▸ **YOUR TASKS**:
1) In the passage on women in medieval drama, rewrite the part that opens with the words containing "Not so, however: recent" and closes with "with the gospel.", swapping "nuns" for "abbesses".
2) List every group of people that the passage on women in medieval drama names as playing roles in drama.
3) Go on with the passage on women in medieval drama from where it stops.

▸ **SELECTED EXTRACT**:
“THAT woman . . . is a woman!” So declares the shocked Sir Edmund Tilney at the sight of a woman playing a female role in a Shakespeare play (Shakespeare in Love). We may be familiar with the idea that men or boys played women’s roles in Elizabethan drama, and we might assume that this was also the case in previous centuries — especially, you might think, in the Middle Ages.
Not so, however: recent research has discovered that women, particularly nuns, were involved in the production and performance of many kinds of medieval drama. A forthcoming production of a medieval liturgical drama, in New College chapel, Oxford, will attempt to give us a better understanding of the sights and sounds of late-medieval drama; and even, perhaps, an opportunity to learn from our medieval ancestors the many colourful and stimulating ways by which this kind of experience might help us to engage with the gospel.

▸ **RECORDS SUPPLIED**:
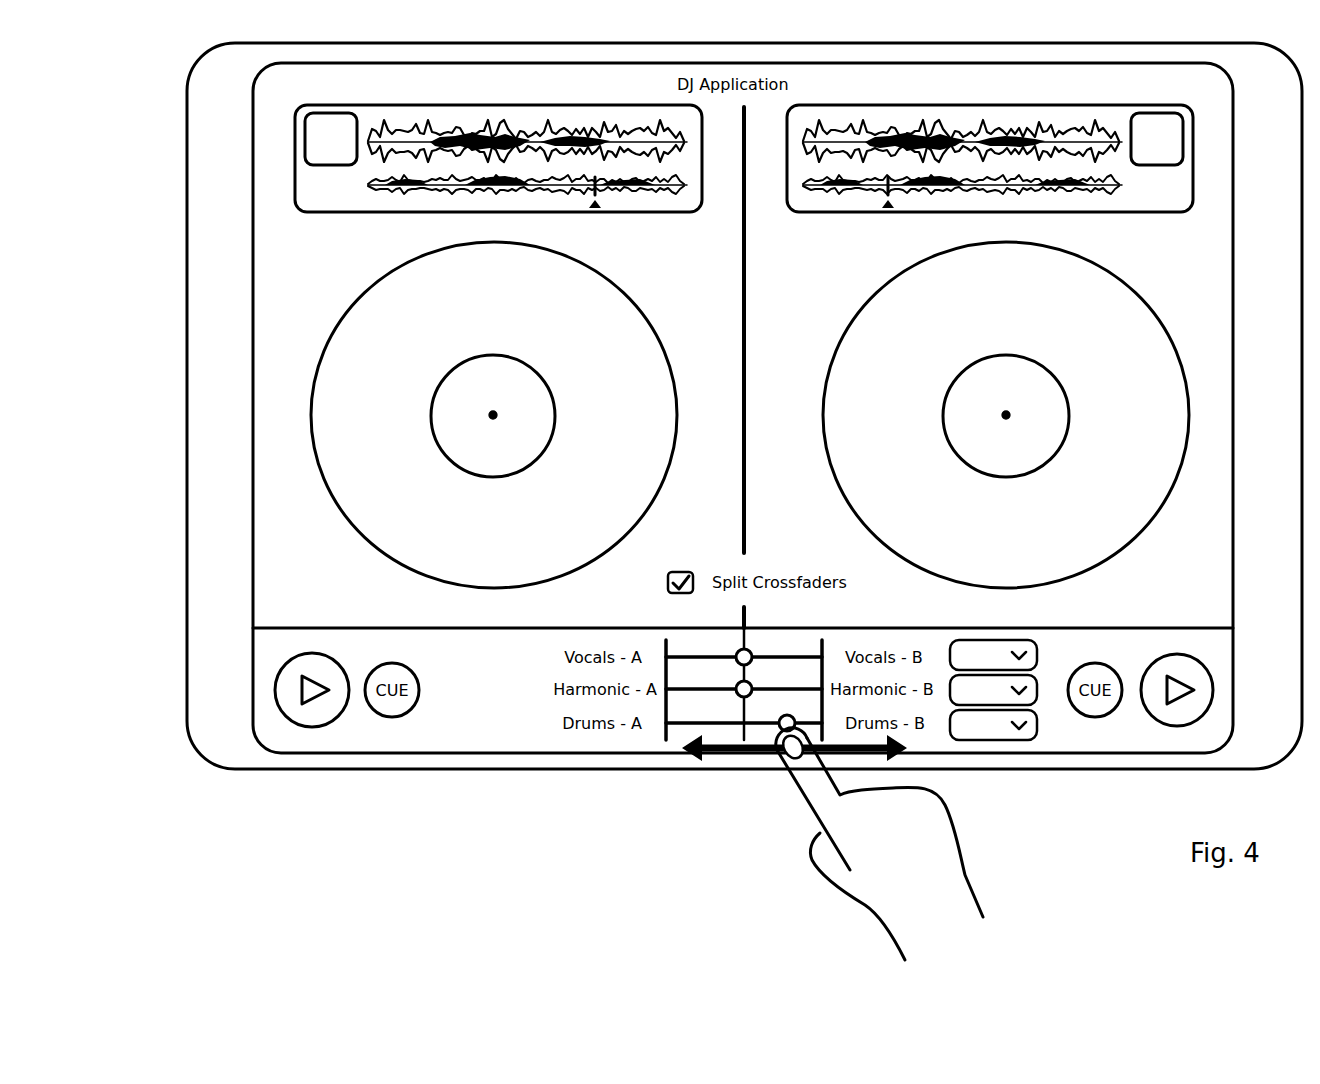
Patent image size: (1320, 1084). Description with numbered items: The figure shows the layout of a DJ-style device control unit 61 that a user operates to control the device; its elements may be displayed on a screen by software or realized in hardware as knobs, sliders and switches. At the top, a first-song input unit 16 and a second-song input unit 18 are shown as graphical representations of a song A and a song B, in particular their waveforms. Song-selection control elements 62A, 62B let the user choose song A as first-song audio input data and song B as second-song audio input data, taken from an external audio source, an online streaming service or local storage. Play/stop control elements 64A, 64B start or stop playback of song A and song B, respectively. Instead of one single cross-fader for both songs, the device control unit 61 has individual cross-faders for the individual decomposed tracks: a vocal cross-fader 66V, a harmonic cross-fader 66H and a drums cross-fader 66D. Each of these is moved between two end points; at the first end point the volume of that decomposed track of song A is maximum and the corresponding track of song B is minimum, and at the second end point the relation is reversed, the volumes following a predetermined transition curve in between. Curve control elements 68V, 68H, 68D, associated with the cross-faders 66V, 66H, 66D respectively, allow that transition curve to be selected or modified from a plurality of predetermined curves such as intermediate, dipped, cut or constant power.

The device control unit 61 is at (173, 164).
The first-song input unit 16 is at (312, 206).
The second-song input unit 18 is at (1120, 201).
The song-selection control element 62A is at (305, 137).
The song-selection control element 62B is at (1172, 130).
The play/stop control element 64A is at (318, 708).
The play/stop control element 64B is at (1200, 678).
The vocal cross-fader 66V is at (752, 652).
The harmonic cross-fader 66H is at (751, 689).
The drums cross-fader 66D is at (775, 720).
The curve control element 68V is at (1035, 647).
The curve control element 68H is at (1030, 685).
The curve control element 68D is at (1033, 722).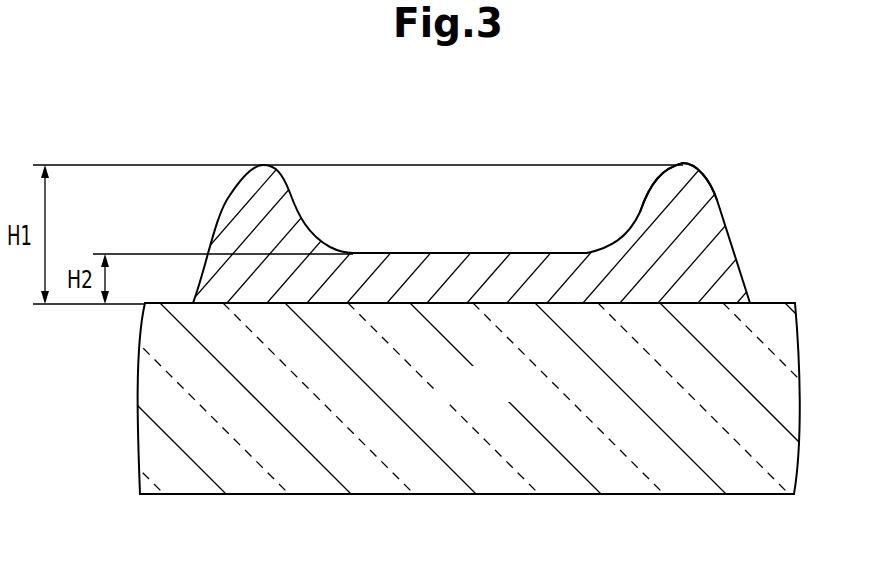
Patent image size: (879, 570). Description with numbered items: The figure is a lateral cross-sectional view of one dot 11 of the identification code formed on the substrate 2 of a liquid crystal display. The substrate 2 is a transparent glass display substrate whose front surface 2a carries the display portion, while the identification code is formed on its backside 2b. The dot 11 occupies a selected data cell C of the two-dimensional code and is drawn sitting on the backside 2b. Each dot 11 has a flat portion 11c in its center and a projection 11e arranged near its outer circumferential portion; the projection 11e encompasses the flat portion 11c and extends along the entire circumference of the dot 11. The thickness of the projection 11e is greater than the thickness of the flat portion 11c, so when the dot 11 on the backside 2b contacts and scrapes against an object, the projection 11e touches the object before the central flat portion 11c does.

The substrate 2 is at (799, 393).
The surface 2a is at (777, 496).
The backside 2b is at (783, 302).
The dot 11 is at (712, 199).
The projection 11e is at (677, 163).
The flat portion 11c is at (495, 252).
The data cell C is at (476, 327).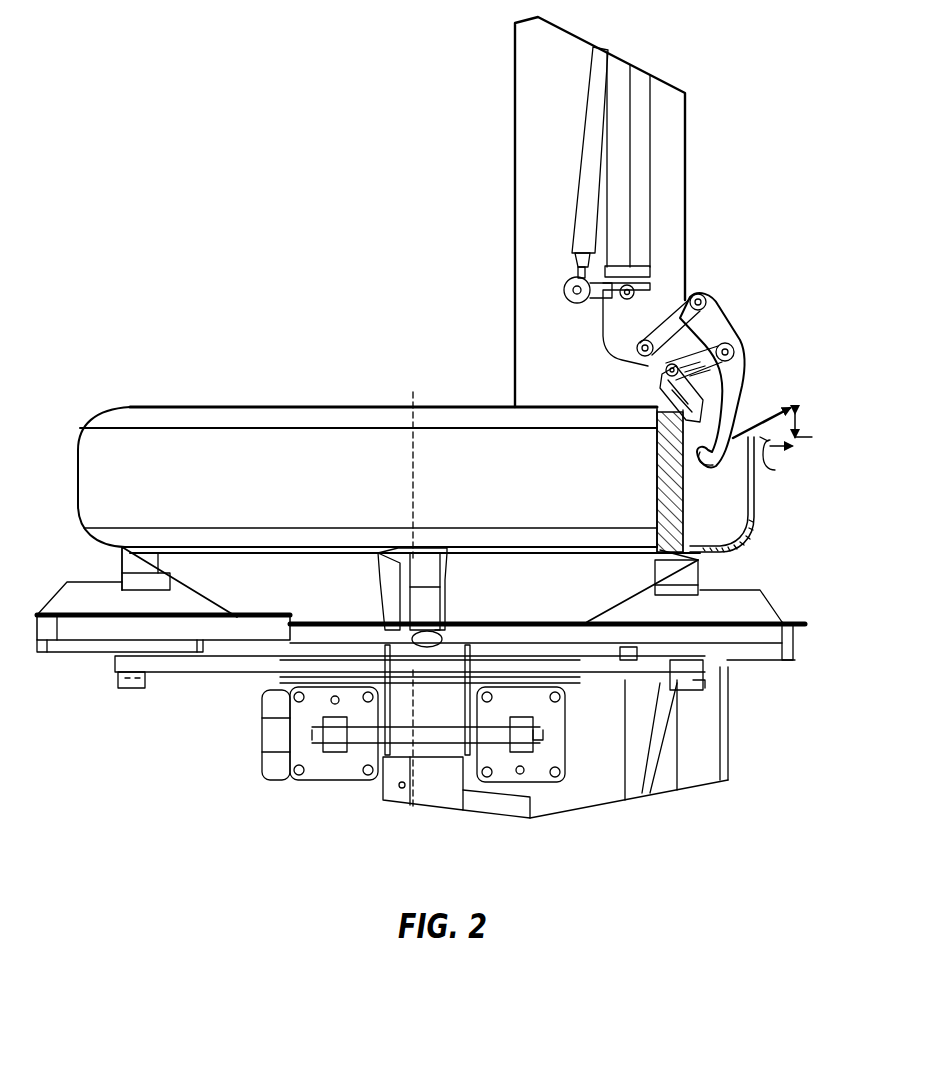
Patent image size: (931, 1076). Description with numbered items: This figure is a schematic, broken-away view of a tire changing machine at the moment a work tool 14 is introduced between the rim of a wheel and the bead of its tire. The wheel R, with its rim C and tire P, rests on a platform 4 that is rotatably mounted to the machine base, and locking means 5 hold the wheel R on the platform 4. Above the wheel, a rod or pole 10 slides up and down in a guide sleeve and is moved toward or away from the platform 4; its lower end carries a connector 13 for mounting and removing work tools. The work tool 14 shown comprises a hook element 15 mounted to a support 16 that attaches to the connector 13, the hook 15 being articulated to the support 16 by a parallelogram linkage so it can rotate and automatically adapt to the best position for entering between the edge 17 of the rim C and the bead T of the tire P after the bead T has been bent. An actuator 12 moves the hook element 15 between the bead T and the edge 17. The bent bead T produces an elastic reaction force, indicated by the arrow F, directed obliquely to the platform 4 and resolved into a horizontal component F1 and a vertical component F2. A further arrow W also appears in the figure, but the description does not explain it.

The platform 4 is at (250, 630).
The locking means 5 is at (173, 600).
The rod (pole) 10 is at (636, 236).
The actuator 12 is at (593, 190).
The connector 13 is at (600, 306).
The work tool 14 is at (745, 305).
The hook element 15 is at (660, 448).
The support 16 is at (652, 306).
The edge 17 is at (640, 418).
The wheel R is at (304, 463).
The rim C is at (657, 498).
The tire P is at (745, 523).
The bead T is at (700, 468).
The direction W is at (742, 425).
The arrow (elastic reaction force) F is at (760, 412).
The horizontal component F1 is at (789, 469).
The vertical component F2 is at (826, 426).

▸ **RESULTS OF THE EXERCISE**:
1)
Not so, however: recent research has discovered that women, particularly abbesses, were involved in the production and performance of many kinds of medieval drama. A forthcoming production of a medieval liturgical drama, in New College chapel, Oxford, will attempt to give us a better understanding of the sights and sounds of late-medieval drama; and even, perhaps, an opportunity to learn from our medieval ancestors the many colourful and stimulating ways by which this kind of experience might help us to engage with the gospel.

2)
men
boys
women
nuns

3)
A NEW project on medieval convent drama (http://medievalconventdrama.org) has found a surprisingly large and detailed amount of evidence for female involvement in drama from convents in what are now France and Belgium. Although the Dissolution destroyed many monastic and conventual documents, there is even reference to convent drama in England, notably at Barking Abbey.
As most of the dramatised stories were biblical, the project seeks to discover how women in these communities approached the stories; what manner of productions were laid on; what the devotional or educational aspirations were for the plays; who the audience may have been; and whether the liturgy and music within the drama had any specific impact or aims.
In some cases, male roles were also taken by women, giving a complete reversal of what, many years later, became the Shakespearean norm.
REFERENCES also survive of female performance outside the convent, including women singing in the Coventry Innocents play (c.1500), and the singing and dancing of a group of “Virgins” in the Candlemas and Killing of the Children plays in the Digby manuscript (c.1512) .
These “Digby plays”, although not convent dramas in themselves, are being staged in a new production in New College chapel, Oxford, on 8 February, shortly after the feast of Candlemas, and will bring to life the biblical, liturgical, and musical drama of late-medieval England.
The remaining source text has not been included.